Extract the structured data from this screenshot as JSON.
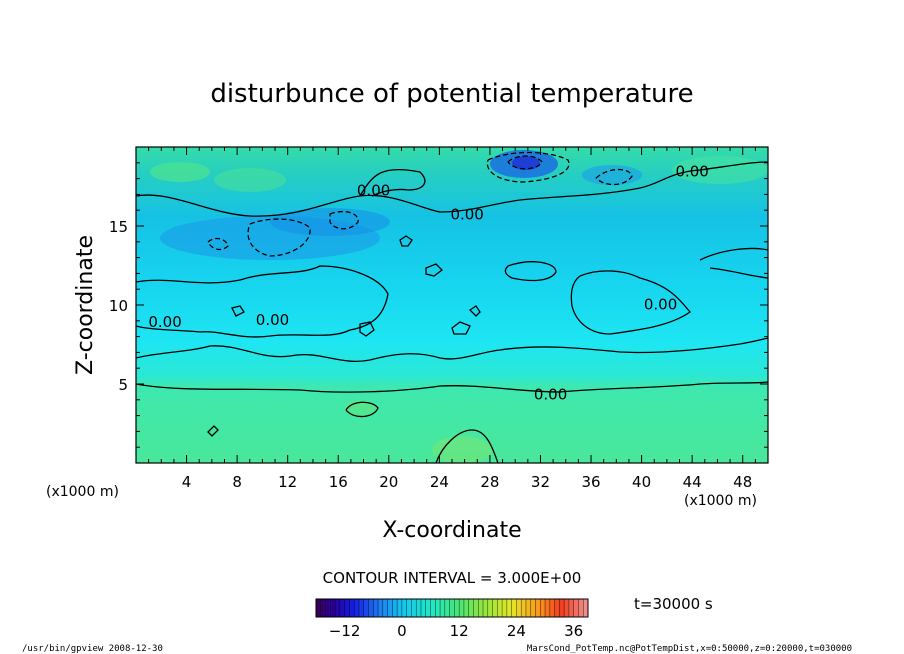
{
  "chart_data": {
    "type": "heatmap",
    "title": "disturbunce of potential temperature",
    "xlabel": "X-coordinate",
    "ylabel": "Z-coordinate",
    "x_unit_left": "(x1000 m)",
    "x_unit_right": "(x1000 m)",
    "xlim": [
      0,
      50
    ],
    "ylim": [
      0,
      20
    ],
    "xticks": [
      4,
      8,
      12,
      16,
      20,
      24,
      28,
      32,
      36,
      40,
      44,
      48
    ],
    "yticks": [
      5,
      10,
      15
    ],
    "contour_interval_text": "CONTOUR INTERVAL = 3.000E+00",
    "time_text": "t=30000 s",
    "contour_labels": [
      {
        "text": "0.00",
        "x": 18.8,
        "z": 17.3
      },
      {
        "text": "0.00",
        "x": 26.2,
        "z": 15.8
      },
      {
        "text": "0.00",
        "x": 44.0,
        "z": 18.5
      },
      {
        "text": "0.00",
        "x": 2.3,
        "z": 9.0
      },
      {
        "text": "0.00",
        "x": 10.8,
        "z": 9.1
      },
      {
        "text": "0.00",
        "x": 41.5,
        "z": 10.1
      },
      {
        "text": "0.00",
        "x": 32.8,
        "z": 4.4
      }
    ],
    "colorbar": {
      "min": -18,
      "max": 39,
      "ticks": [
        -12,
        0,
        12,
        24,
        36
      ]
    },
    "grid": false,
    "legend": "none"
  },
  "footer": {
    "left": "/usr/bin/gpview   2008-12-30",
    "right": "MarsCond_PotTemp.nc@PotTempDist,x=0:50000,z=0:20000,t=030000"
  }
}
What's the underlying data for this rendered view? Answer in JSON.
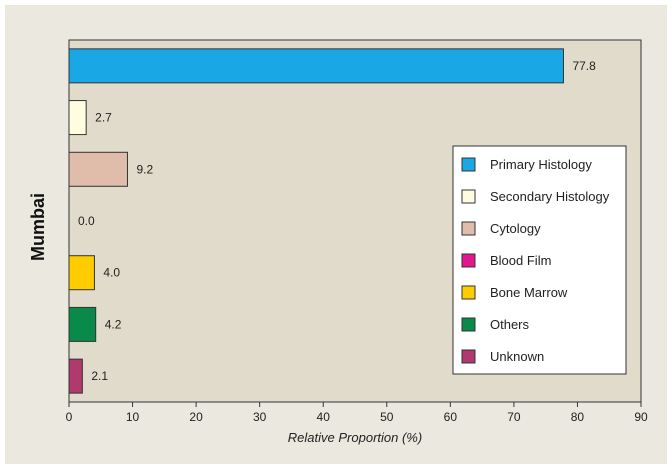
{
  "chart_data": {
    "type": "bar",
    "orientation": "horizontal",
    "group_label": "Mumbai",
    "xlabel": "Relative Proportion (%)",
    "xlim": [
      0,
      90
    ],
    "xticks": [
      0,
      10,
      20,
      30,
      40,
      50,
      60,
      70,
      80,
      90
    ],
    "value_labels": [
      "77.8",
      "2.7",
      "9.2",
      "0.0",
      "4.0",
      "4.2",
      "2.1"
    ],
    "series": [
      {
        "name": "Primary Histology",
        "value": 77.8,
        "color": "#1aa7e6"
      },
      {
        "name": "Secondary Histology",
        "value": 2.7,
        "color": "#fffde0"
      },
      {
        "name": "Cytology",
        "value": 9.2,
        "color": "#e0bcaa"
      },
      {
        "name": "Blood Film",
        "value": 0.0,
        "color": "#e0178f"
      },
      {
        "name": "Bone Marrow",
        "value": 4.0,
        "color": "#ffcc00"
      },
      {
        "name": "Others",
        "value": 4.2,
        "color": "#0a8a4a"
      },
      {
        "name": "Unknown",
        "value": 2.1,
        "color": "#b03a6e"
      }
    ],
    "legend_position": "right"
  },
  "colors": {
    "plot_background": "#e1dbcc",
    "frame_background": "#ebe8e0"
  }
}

################

» SHORT TASK: Copy the material exactly. Do not include the pictures.

» OUTPUT FOR THIS TASK:
Extract the structured data from this screenshot as JSON.
{
  "chart_data": {
    "type": "heatmap",
    "title": "disturbunce of potential temperature",
    "xlabel": "X-coordinate",
    "ylabel": "Z-coordinate",
    "x_unit_left": "(x1000 m)",
    "x_unit_right": "(x1000 m)",
    "xlim": [
      0,
      50
    ],
    "ylim": [
      0,
      20
    ],
    "xticks": [
      4,
      8,
      12,
      16,
      20,
      24,
      28,
      32,
      36,
      40,
      44,
      48
    ],
    "yticks": [
      5,
      10,
      15
    ],
    "contour_interval_text": "CONTOUR INTERVAL = 3.000E+00",
    "time_text": "t=30000 s",
    "contour_labels": [
      {
        "text": "0.00",
        "x": 18.8,
        "z": 17.3
      },
      {
        "text": "0.00",
        "x": 26.2,
        "z": 15.8
      },
      {
        "text": "0.00",
        "x": 44.0,
        "z": 18.5
      },
      {
        "text": "0.00",
        "x": 2.3,
        "z": 9.0
      },
      {
        "text": "0.00",
        "x": 10.8,
        "z": 9.1
      },
      {
        "text": "0.00",
        "x": 41.5,
        "z": 10.1
      },
      {
        "text": "0.00",
        "x": 32.8,
        "z": 4.4
      }
    ],
    "colorbar": {
      "min": -18,
      "max": 39,
      "ticks": [
        -12,
        0,
        12,
        24,
        36
      ]
    },
    "grid": false,
    "legend": "none"
  },
  "footer": {
    "left": "/usr/bin/gpview   2008-12-30",
    "right": "MarsCond_PotTemp.nc@PotTempDist,x=0:50000,z=0:20000,t=030000"
  }
}
What's the underlying data for this rendered view? Answer in JSON.
{
  "chart_data": {
    "type": "bar",
    "orientation": "horizontal",
    "group_label": "Mumbai",
    "xlabel": "Relative Proportion (%)",
    "xlim": [
      0,
      90
    ],
    "xticks": [
      0,
      10,
      20,
      30,
      40,
      50,
      60,
      70,
      80,
      90
    ],
    "value_labels": [
      "77.8",
      "2.7",
      "9.2",
      "0.0",
      "4.0",
      "4.2",
      "2.1"
    ],
    "series": [
      {
        "name": "Primary Histology",
        "value": 77.8,
        "color": "#1aa7e6"
      },
      {
        "name": "Secondary Histology",
        "value": 2.7,
        "color": "#fffde0"
      },
      {
        "name": "Cytology",
        "value": 9.2,
        "color": "#e0bcaa"
      },
      {
        "name": "Blood Film",
        "value": 0.0,
        "color": "#e0178f"
      },
      {
        "name": "Bone Marrow",
        "value": 4.0,
        "color": "#ffcc00"
      },
      {
        "name": "Others",
        "value": 4.2,
        "color": "#0a8a4a"
      },
      {
        "name": "Unknown",
        "value": 2.1,
        "color": "#b03a6e"
      }
    ],
    "legend_position": "right"
  },
  "colors": {
    "plot_background": "#e1dbcc",
    "frame_background": "#ebe8e0"
  }
}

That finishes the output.